In the listing below, identify each line with the word "xlabel" and return those lines.

• _Data excerpts_:
----

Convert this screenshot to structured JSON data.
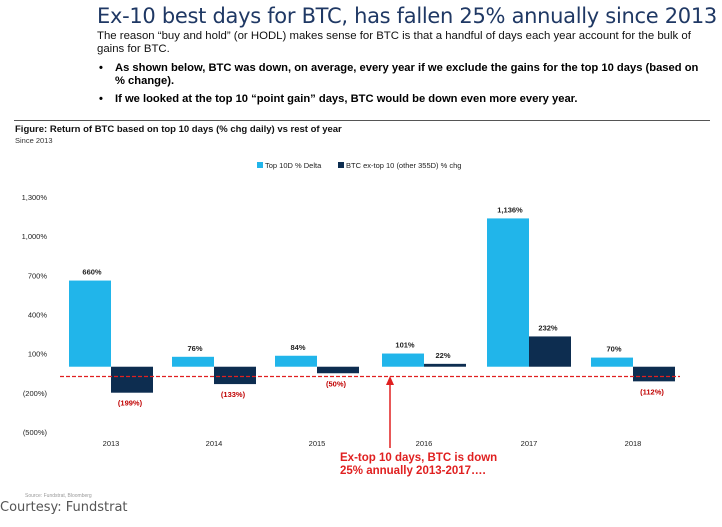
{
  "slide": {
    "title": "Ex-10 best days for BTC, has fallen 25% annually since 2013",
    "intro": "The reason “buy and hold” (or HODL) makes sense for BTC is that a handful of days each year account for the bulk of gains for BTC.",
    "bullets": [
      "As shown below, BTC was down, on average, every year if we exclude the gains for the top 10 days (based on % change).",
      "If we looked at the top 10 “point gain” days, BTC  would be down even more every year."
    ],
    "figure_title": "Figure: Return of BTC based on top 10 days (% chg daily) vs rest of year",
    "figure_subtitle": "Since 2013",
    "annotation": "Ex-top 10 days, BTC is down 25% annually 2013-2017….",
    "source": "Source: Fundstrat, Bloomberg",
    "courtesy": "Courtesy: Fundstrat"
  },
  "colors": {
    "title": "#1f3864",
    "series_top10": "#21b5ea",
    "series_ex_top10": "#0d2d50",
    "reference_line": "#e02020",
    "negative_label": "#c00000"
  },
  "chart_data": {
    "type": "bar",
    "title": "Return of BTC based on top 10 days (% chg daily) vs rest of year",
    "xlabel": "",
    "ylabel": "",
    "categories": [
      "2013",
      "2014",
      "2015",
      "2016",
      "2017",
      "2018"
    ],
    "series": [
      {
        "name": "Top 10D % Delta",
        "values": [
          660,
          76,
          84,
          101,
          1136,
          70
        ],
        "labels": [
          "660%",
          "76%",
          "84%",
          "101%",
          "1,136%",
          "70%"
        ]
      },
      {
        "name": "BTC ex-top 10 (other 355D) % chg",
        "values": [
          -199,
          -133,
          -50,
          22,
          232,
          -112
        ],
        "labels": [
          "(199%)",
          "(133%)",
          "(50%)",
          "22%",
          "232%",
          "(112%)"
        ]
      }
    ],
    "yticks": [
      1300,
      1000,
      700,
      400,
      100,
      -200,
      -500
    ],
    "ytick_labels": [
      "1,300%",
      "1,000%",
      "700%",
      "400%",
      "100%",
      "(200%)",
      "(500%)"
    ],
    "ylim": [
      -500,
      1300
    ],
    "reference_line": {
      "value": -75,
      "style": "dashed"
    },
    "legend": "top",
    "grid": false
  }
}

----

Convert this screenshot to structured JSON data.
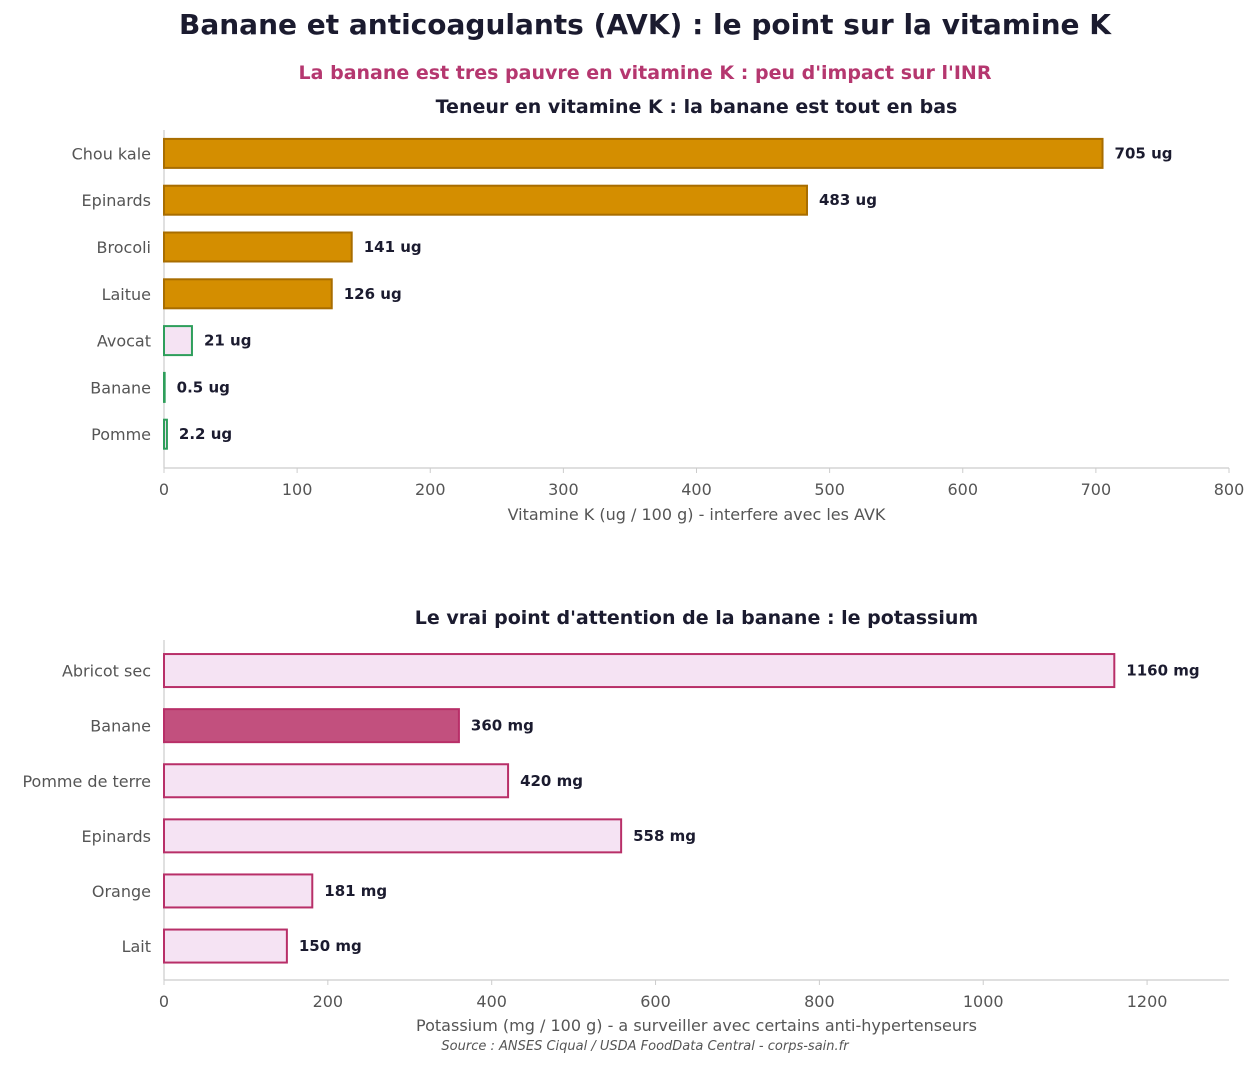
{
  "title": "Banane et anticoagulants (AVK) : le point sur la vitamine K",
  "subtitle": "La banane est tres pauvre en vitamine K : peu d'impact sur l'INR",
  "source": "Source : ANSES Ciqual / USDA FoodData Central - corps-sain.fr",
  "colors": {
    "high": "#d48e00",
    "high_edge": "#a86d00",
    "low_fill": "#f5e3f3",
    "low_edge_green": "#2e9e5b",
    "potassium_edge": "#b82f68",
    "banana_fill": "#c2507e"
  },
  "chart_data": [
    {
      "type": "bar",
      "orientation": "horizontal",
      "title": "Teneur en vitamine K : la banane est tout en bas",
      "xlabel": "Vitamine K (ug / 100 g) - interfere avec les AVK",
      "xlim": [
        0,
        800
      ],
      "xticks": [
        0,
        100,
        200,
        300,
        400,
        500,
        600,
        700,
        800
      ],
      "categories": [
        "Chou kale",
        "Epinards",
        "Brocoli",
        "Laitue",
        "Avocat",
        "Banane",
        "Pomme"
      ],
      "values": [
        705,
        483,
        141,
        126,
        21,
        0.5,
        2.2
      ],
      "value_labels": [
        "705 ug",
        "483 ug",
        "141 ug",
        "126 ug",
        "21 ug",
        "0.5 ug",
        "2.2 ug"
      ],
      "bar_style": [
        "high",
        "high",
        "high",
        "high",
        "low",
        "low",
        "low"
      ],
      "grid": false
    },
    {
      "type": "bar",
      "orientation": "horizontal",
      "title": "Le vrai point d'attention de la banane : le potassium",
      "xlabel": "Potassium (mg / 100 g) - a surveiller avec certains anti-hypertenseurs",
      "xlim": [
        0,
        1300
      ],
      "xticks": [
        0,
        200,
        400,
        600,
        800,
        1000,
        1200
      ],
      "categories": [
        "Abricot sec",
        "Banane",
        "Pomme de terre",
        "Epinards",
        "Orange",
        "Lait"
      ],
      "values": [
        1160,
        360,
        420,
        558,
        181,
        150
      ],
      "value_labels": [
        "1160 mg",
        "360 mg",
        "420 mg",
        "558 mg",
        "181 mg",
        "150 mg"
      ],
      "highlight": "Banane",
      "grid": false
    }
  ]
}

----

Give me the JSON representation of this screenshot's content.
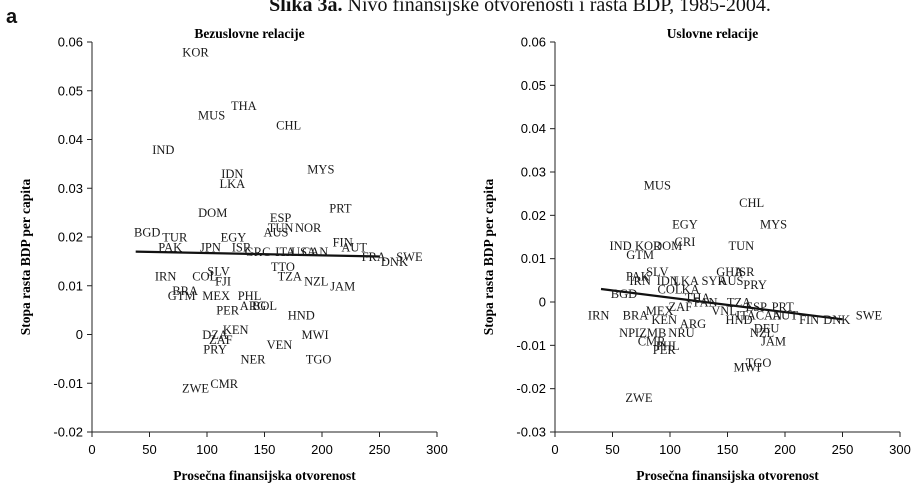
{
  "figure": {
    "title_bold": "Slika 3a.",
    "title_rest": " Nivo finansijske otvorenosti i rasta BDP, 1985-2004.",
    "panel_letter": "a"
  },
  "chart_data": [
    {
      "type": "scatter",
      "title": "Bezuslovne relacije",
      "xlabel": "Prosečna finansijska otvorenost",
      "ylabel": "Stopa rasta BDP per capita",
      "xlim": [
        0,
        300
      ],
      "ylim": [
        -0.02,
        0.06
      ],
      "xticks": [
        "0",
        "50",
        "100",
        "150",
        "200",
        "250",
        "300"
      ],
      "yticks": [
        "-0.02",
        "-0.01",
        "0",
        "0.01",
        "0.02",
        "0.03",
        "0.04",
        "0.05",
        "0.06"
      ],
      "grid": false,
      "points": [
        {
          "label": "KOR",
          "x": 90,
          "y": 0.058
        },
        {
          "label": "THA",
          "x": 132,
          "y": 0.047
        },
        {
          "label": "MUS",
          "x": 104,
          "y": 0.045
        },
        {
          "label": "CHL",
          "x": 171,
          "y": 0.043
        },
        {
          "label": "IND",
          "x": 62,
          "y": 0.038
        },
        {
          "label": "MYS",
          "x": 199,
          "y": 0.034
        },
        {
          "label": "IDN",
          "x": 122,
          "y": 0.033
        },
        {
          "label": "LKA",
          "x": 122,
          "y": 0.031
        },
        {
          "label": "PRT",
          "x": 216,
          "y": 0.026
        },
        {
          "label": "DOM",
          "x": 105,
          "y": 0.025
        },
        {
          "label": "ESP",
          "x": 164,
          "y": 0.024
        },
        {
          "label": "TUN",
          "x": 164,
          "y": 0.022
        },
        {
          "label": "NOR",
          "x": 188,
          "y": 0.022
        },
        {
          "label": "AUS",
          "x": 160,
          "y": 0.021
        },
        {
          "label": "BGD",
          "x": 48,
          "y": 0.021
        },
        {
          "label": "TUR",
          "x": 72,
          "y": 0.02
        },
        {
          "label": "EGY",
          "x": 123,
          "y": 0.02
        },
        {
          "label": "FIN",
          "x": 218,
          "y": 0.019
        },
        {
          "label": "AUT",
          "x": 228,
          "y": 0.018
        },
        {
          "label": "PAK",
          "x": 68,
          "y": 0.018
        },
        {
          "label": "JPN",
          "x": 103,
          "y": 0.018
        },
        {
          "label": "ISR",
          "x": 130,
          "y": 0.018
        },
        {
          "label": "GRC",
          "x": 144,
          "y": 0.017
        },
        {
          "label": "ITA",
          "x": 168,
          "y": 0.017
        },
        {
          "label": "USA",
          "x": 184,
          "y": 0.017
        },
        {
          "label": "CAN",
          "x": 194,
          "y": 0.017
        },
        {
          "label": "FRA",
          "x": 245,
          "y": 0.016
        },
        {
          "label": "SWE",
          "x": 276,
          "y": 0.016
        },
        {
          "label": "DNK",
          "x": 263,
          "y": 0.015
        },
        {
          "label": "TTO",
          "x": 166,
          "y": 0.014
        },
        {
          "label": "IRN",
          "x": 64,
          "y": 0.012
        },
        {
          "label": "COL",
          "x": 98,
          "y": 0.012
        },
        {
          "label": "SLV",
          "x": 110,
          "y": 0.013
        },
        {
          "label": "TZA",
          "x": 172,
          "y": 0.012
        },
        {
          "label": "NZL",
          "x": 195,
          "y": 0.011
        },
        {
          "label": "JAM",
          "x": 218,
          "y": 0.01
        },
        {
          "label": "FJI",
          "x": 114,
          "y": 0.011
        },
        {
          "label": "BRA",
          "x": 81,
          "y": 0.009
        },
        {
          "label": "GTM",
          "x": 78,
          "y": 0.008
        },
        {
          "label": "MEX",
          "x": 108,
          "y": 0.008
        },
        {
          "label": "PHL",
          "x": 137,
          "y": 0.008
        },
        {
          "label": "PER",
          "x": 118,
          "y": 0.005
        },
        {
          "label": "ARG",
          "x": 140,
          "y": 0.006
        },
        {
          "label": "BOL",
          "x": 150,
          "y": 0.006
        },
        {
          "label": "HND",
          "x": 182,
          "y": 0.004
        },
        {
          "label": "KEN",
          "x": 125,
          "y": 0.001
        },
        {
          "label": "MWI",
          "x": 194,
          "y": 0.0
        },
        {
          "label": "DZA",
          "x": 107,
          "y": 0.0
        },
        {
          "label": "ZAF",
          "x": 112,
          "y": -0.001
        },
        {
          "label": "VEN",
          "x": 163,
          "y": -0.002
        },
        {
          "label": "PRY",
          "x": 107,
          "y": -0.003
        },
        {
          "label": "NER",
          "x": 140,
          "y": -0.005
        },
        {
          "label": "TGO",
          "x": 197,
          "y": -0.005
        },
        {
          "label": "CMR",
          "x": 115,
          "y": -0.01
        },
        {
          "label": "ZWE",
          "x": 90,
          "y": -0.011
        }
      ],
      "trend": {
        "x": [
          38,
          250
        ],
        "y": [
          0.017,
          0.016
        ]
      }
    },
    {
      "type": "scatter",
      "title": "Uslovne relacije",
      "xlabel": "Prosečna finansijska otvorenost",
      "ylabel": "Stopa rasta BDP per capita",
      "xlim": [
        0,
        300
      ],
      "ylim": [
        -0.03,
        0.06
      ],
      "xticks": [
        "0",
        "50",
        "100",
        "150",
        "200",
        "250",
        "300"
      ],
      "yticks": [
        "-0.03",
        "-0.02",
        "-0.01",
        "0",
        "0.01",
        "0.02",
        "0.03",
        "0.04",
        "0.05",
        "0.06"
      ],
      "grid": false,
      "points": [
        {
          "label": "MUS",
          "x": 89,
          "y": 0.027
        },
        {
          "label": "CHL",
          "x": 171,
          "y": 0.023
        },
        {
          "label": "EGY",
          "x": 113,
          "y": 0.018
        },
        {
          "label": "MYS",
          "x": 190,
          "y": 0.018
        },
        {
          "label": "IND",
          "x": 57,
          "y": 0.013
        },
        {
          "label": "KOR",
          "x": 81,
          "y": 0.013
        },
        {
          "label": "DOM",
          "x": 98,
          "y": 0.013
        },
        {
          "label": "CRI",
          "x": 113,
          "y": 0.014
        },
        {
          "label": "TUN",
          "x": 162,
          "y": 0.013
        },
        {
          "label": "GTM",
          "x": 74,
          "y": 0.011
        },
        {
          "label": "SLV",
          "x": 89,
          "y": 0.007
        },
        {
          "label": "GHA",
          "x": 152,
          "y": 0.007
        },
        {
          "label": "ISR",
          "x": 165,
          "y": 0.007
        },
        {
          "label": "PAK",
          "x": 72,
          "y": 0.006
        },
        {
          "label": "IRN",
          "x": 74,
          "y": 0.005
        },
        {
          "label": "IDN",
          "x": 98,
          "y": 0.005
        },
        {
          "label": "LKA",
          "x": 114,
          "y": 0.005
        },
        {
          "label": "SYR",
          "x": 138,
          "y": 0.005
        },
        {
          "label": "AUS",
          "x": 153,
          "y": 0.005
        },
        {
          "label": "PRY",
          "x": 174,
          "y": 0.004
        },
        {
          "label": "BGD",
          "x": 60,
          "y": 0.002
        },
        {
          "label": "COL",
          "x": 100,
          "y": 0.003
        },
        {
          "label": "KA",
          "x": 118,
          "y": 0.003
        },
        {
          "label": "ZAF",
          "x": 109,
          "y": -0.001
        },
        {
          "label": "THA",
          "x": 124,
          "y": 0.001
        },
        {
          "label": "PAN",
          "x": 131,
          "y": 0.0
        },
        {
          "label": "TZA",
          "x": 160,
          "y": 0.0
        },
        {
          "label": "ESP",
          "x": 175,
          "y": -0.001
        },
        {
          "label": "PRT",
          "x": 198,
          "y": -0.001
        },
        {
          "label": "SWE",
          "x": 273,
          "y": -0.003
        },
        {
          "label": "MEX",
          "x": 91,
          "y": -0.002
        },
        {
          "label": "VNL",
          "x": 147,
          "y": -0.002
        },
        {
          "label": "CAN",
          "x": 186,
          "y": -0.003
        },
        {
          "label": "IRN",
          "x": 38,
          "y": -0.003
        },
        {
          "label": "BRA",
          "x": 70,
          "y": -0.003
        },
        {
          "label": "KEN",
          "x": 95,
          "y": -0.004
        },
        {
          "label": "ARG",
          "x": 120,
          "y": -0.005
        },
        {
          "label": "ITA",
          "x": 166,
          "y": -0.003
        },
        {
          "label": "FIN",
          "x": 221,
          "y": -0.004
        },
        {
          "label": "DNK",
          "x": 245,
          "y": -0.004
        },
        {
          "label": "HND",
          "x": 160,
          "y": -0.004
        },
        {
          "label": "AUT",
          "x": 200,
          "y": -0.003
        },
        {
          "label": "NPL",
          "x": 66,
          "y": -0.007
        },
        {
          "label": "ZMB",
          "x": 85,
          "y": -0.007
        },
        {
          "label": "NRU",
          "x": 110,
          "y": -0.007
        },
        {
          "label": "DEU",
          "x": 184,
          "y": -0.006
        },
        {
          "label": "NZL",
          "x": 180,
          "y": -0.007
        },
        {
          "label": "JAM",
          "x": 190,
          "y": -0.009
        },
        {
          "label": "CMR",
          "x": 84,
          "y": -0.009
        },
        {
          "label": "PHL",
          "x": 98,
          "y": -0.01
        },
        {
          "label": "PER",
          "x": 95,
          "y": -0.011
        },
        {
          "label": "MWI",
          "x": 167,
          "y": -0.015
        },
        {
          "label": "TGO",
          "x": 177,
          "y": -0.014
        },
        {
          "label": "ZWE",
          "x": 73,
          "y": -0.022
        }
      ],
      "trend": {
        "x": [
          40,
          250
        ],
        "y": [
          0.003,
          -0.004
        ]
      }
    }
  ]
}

----

• _Result for this exercise_:
    "xlabel": "",
      "xlabel": "Vitamine K (ug / 100 g) - interfere avec les AVK",
      "xlabel": "Potassium (mg / 100 g) - a surveiller avec certains anti-hypertenseurs",
      "xlabel": "Prosečna finansijska otvorenost",
      "xlabel": "Prosečna finansijska otvorenost",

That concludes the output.